Problem description:
For the entries below, how many lines include the word "Specifications"? Give the figure and nothing more.
:: Exercise input
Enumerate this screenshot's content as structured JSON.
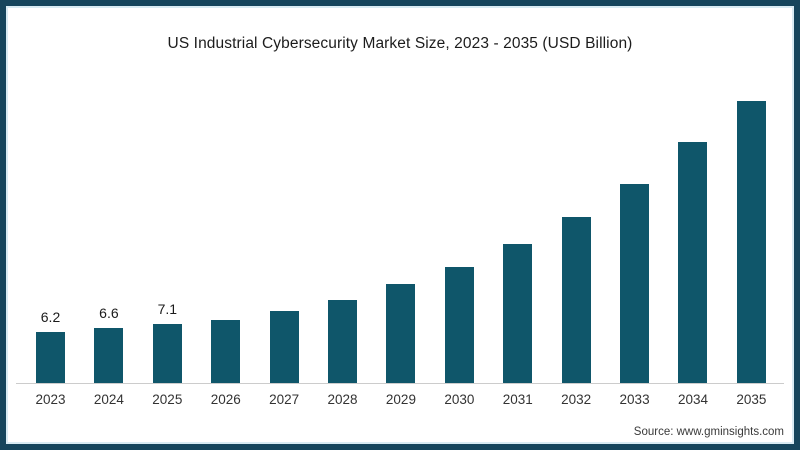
{
  "frame": {
    "border_color": "#16455c",
    "inner_line_color": "#d9ebf3",
    "background": "#ffffff"
  },
  "footer": {
    "source": "Source: www.gminsights.com"
  },
  "chart_data": {
    "type": "bar",
    "title": "US Industrial Cybersecurity Market Size, 2023 - 2035 (USD Billion)",
    "categories": [
      "2023",
      "2024",
      "2025",
      "2026",
      "2027",
      "2028",
      "2029",
      "2030",
      "2031",
      "2032",
      "2033",
      "2034",
      "2035"
    ],
    "values": [
      6.2,
      6.6,
      7.1,
      7.6,
      8.7,
      10.0,
      11.9,
      14.0,
      16.8,
      20.0,
      24.0,
      29.1,
      34.1
    ],
    "value_labels": [
      "6.2",
      "6.6",
      "7.1",
      "",
      "",
      "",
      "",
      "",
      "",
      "",
      "",
      "",
      ""
    ],
    "xlabel": "",
    "ylabel": "",
    "ylim": [
      0,
      36
    ],
    "grid": false,
    "legend": "none",
    "bar_color": "#0f566a",
    "axis_line_color": "#cccccc",
    "label_color": "#1b1b1b",
    "tick_label_color": "#333333"
  }
}
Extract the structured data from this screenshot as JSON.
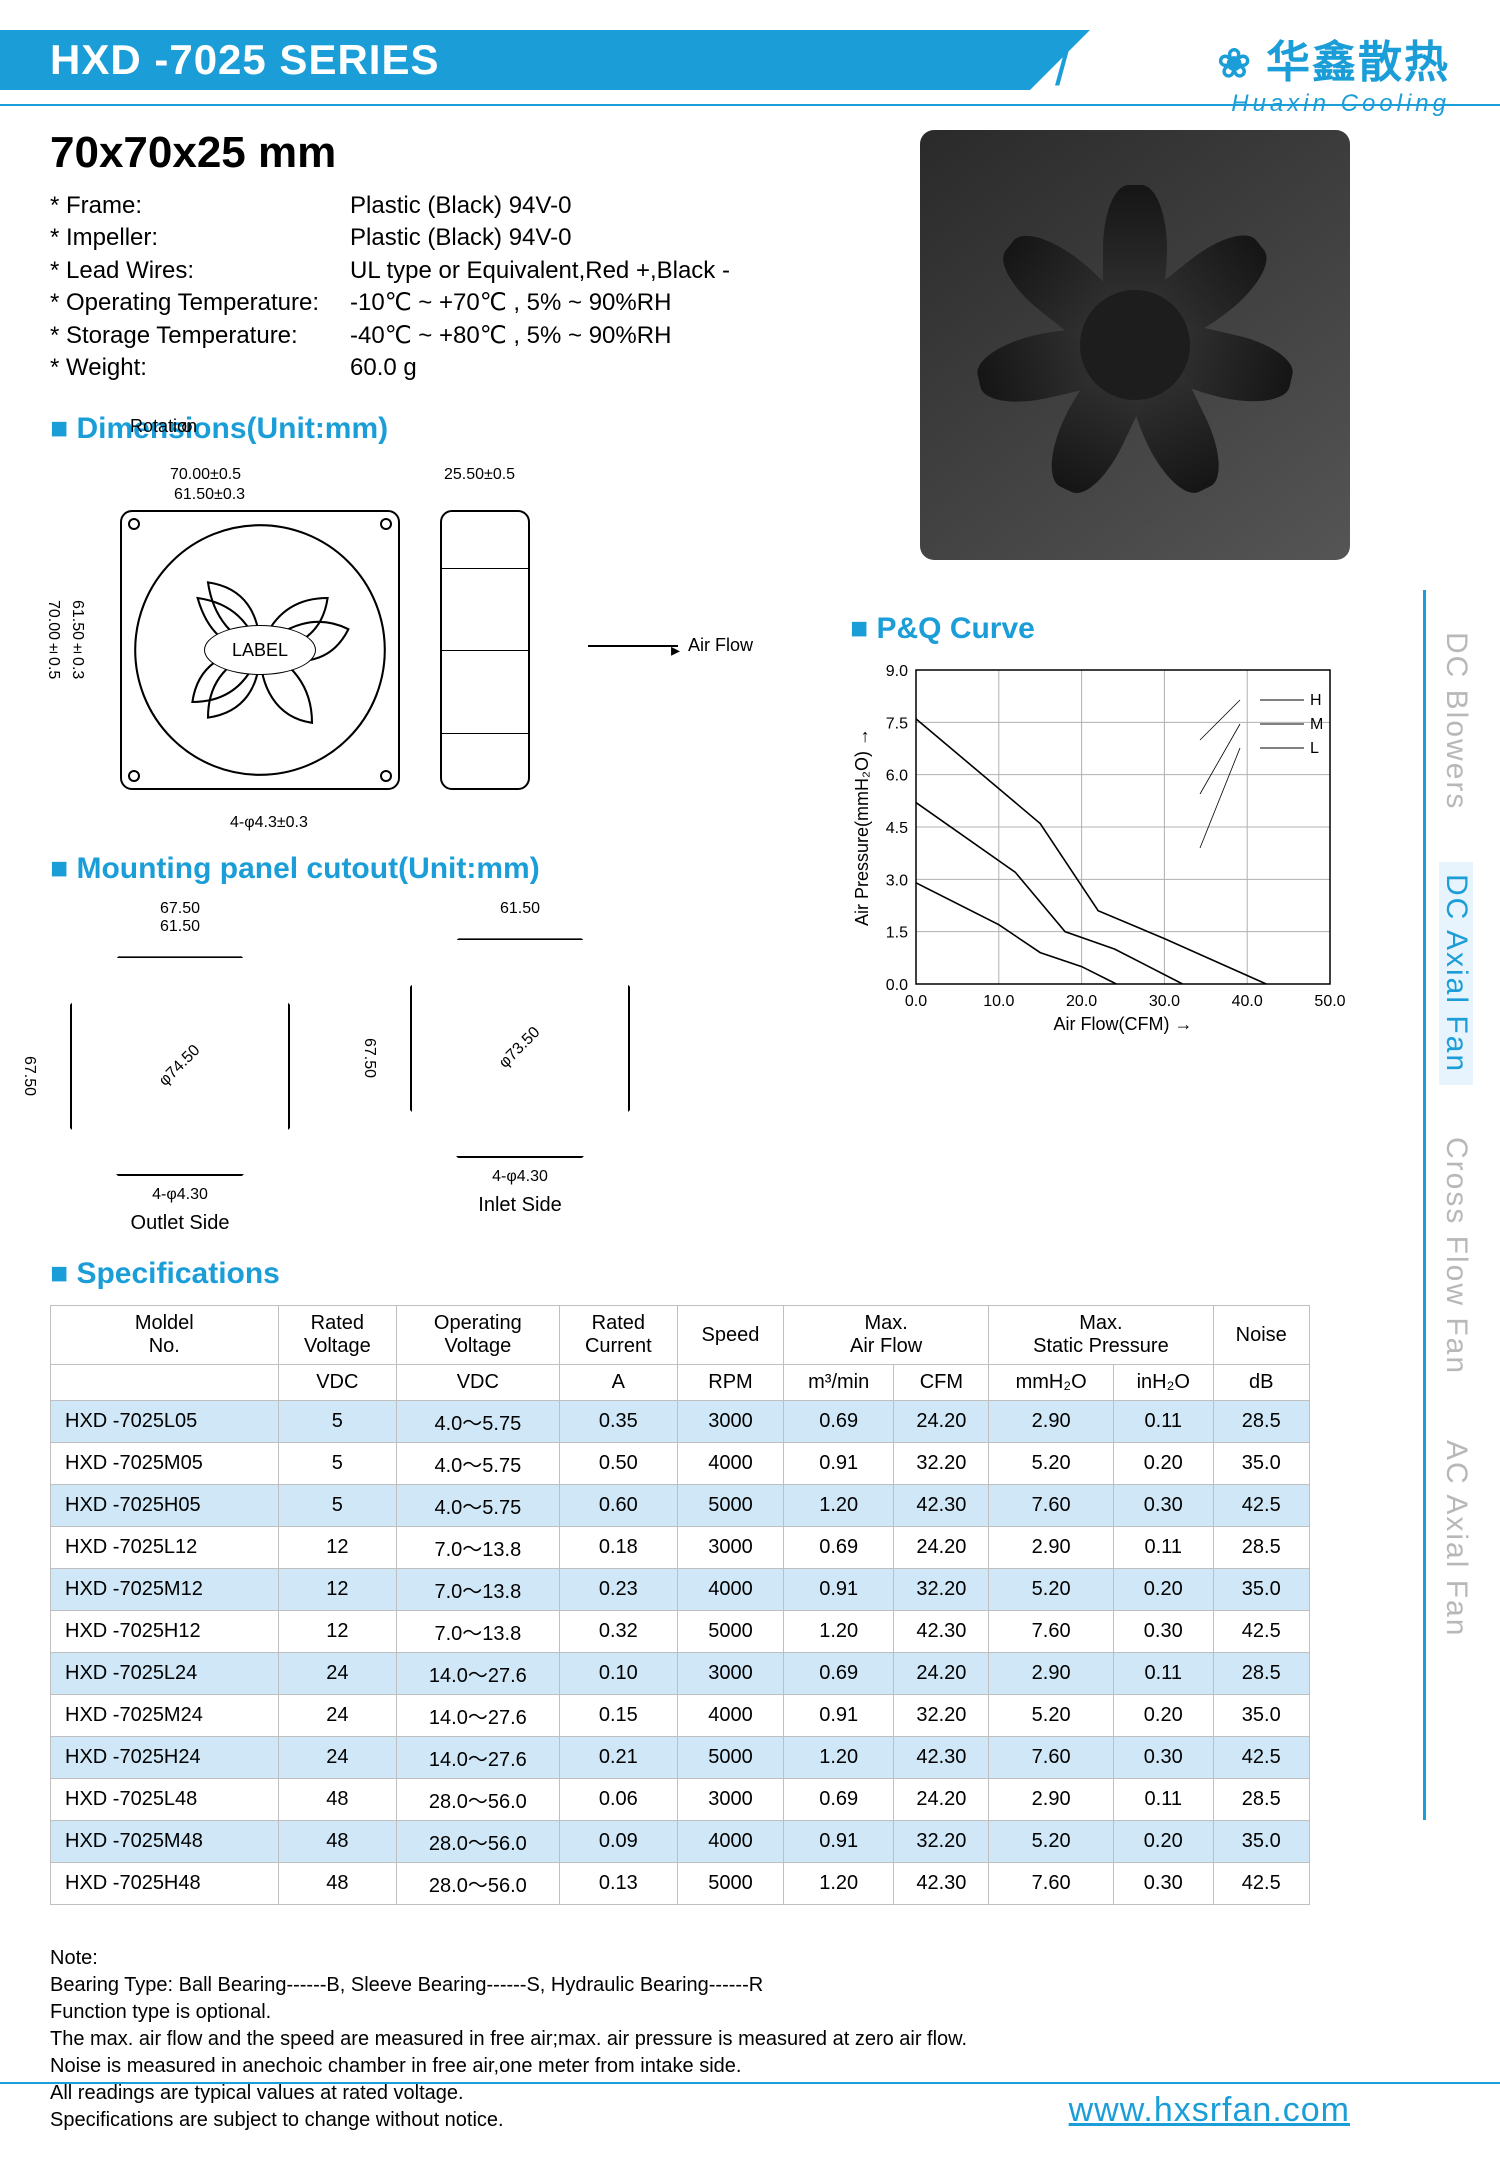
{
  "header": {
    "series": "HXD -7025 SERIES",
    "brand_cn": "华鑫散热",
    "brand_en": "Huaxin Cooling"
  },
  "size_title": "70x70x25 mm",
  "basic_specs": [
    {
      "k": "* Frame:",
      "v": "Plastic (Black) 94V-0"
    },
    {
      "k": "* Impeller:",
      "v": "Plastic (Black) 94V-0"
    },
    {
      "k": "* Lead Wires:",
      "v": "UL type or Equivalent,Red +,Black -"
    },
    {
      "k": "* Operating Temperature:",
      "v": "-10℃ ~ +70℃ ,  5% ~ 90%RH"
    },
    {
      "k": "* Storage Temperature:",
      "v": "-40℃ ~ +80℃ ,  5% ~ 90%RH"
    },
    {
      "k": "* Weight:",
      "v": "60.0  g"
    }
  ],
  "sections": {
    "dims": "Dimensions(Unit:mm)",
    "cutout": "Mounting panel cutout(Unit:mm)",
    "pq": "P&Q Curve",
    "table": "Specifications"
  },
  "dims": {
    "rotation": "Rotation",
    "front_w": "70.00±0.5",
    "front_h": "70.00±0.5",
    "mount_w": "61.50±0.3",
    "mount_h": "61.50±0.3",
    "holes": "4-φ4.3±0.3",
    "depth": "25.50±0.5",
    "airflow": "Air Flow",
    "label": "LABEL"
  },
  "cutout": {
    "outlet": "Outlet Side",
    "inlet": "Inlet Side",
    "w": "67.50",
    "w_in": "61.50",
    "h": "67.50",
    "dia1": "φ74.50",
    "dia2": "φ73.50",
    "holes": "4-φ4.30"
  },
  "pq": {
    "y_label": "Air Pressure(mmH₂O)",
    "x_label": "Air Flow(CFM)",
    "y_ticks": [
      "0.0",
      "1.5",
      "3.0",
      "4.5",
      "6.0",
      "7.5",
      "9.0"
    ],
    "x_ticks": [
      "0.0",
      "10.0",
      "20.0",
      "30.0",
      "40.0",
      "50.0"
    ],
    "xlim": [
      0,
      50
    ],
    "ylim": [
      0,
      9
    ],
    "series": [
      {
        "name": "H",
        "color": "#000",
        "points": [
          [
            0,
            7.6
          ],
          [
            15,
            4.6
          ],
          [
            22,
            2.1
          ],
          [
            30,
            1.3
          ],
          [
            42.3,
            0
          ]
        ]
      },
      {
        "name": "M",
        "color": "#000",
        "points": [
          [
            0,
            5.2
          ],
          [
            12,
            3.2
          ],
          [
            18,
            1.5
          ],
          [
            24,
            1.0
          ],
          [
            32.2,
            0
          ]
        ]
      },
      {
        "name": "L",
        "color": "#000",
        "points": [
          [
            0,
            2.9
          ],
          [
            10,
            1.7
          ],
          [
            15,
            0.9
          ],
          [
            20,
            0.5
          ],
          [
            24.2,
            0
          ]
        ]
      }
    ],
    "legend": [
      "H",
      "M",
      "L"
    ],
    "grid_color": "#b0b0b0"
  },
  "table": {
    "columns_top": [
      "Moldel\nNo.",
      "Rated\nVoltage",
      "Operating\nVoltage",
      "Rated\nCurrent",
      "Speed",
      "Max.\nAir Flow",
      "",
      "Max.\nStatic Pressure",
      "",
      "Noise"
    ],
    "columns_units": [
      "",
      "VDC",
      "VDC",
      "A",
      "RPM",
      "m³/min",
      "CFM",
      "mmH₂O",
      "inH₂O",
      "dB"
    ],
    "rows": [
      [
        "HXD -7025L05",
        "5",
        "4.0～5.75",
        "0.35",
        "3000",
        "0.69",
        "24.20",
        "2.90",
        "0.11",
        "28.5"
      ],
      [
        "HXD -7025M05",
        "5",
        "4.0～5.75",
        "0.50",
        "4000",
        "0.91",
        "32.20",
        "5.20",
        "0.20",
        "35.0"
      ],
      [
        "HXD -7025H05",
        "5",
        "4.0～5.75",
        "0.60",
        "5000",
        "1.20",
        "42.30",
        "7.60",
        "0.30",
        "42.5"
      ],
      [
        "HXD -7025L12",
        "12",
        "7.0～13.8",
        "0.18",
        "3000",
        "0.69",
        "24.20",
        "2.90",
        "0.11",
        "28.5"
      ],
      [
        "HXD -7025M12",
        "12",
        "7.0～13.8",
        "0.23",
        "4000",
        "0.91",
        "32.20",
        "5.20",
        "0.20",
        "35.0"
      ],
      [
        "HXD -7025H12",
        "12",
        "7.0～13.8",
        "0.32",
        "5000",
        "1.20",
        "42.30",
        "7.60",
        "0.30",
        "42.5"
      ],
      [
        "HXD -7025L24",
        "24",
        "14.0～27.6",
        "0.10",
        "3000",
        "0.69",
        "24.20",
        "2.90",
        "0.11",
        "28.5"
      ],
      [
        "HXD -7025M24",
        "24",
        "14.0～27.6",
        "0.15",
        "4000",
        "0.91",
        "32.20",
        "5.20",
        "0.20",
        "35.0"
      ],
      [
        "HXD -7025H24",
        "24",
        "14.0～27.6",
        "0.21",
        "5000",
        "1.20",
        "42.30",
        "7.60",
        "0.30",
        "42.5"
      ],
      [
        "HXD -7025L48",
        "48",
        "28.0～56.0",
        "0.06",
        "3000",
        "0.69",
        "24.20",
        "2.90",
        "0.11",
        "28.5"
      ],
      [
        "HXD -7025M48",
        "48",
        "28.0～56.0",
        "0.09",
        "4000",
        "0.91",
        "32.20",
        "5.20",
        "0.20",
        "35.0"
      ],
      [
        "HXD -7025H48",
        "48",
        "28.0～56.0",
        "0.13",
        "5000",
        "1.20",
        "42.30",
        "7.60",
        "0.30",
        "42.5"
      ]
    ],
    "zebra_color": "#cfe7f6"
  },
  "notes": {
    "title": "Note:",
    "lines": [
      "Bearing Type:  Ball Bearing------B,  Sleeve Bearing------S, Hydraulic Bearing------R",
      "Function type is optional.",
      "The max. air flow and the speed are measured in free air;max. air pressure is measured at zero air flow.",
      "Noise is measured in anechoic chamber in free air,one meter from intake side.",
      "All readings are typical values at rated voltage.",
      "Specifications are subject to change without notice."
    ]
  },
  "side_tabs": [
    "DC Blowers",
    "DC Axial Fan",
    "Cross Flow Fan",
    "AC Axial Fan"
  ],
  "side_active_index": 1,
  "footer_url": "www.hxsrfan.com",
  "colors": {
    "accent": "#1b9ed8"
  }
}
::::
Solution:
2